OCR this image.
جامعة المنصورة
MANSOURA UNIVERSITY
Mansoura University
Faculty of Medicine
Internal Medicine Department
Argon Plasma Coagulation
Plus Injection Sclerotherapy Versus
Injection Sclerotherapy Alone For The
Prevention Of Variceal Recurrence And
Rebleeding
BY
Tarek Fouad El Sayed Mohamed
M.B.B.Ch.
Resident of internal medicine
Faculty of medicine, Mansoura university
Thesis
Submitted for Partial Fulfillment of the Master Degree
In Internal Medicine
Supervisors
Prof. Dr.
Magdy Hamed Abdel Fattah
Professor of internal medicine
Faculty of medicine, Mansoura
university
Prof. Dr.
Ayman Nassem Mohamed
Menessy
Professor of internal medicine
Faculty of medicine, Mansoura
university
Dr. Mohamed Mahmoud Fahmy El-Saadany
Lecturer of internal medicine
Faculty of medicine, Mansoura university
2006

- **Work instructions**: Write out every entry verbatim.

- **Task solution**:
OCR this image.
جامعة المنصورة
MANSOURA UNIVERSITY
Mansoura University
Faculty of Medicine
Internal Medicine Department
Argon Plasma Coagulation
Plus Injection Sclerotherapy Versus
Injection Sclerotherapy Alone For The
Prevention Of Variceal Recurrence And
Rebleeding
BY
Tarek Fouad El Sayed Mohamed
M.B.B.Ch.
Resident of internal medicine
Faculty of medicine, Mansoura university
Thesis
Submitted for Partial Fulfillment of the Master Degree
In Internal Medicine
Supervisors
Prof. Dr.
Magdy Hamed Abdel Fattah
Professor of internal medicine
Faculty of medicine, Mansoura
university
Prof. Dr.
Ayman Nassem Mohamed
Menessy
Professor of internal medicine
Faculty of medicine, Mansoura
university
Dr. Mohamed Mahmoud Fahmy El-Saadany
Lecturer of internal medicine
Faculty of medicine, Mansoura university
2006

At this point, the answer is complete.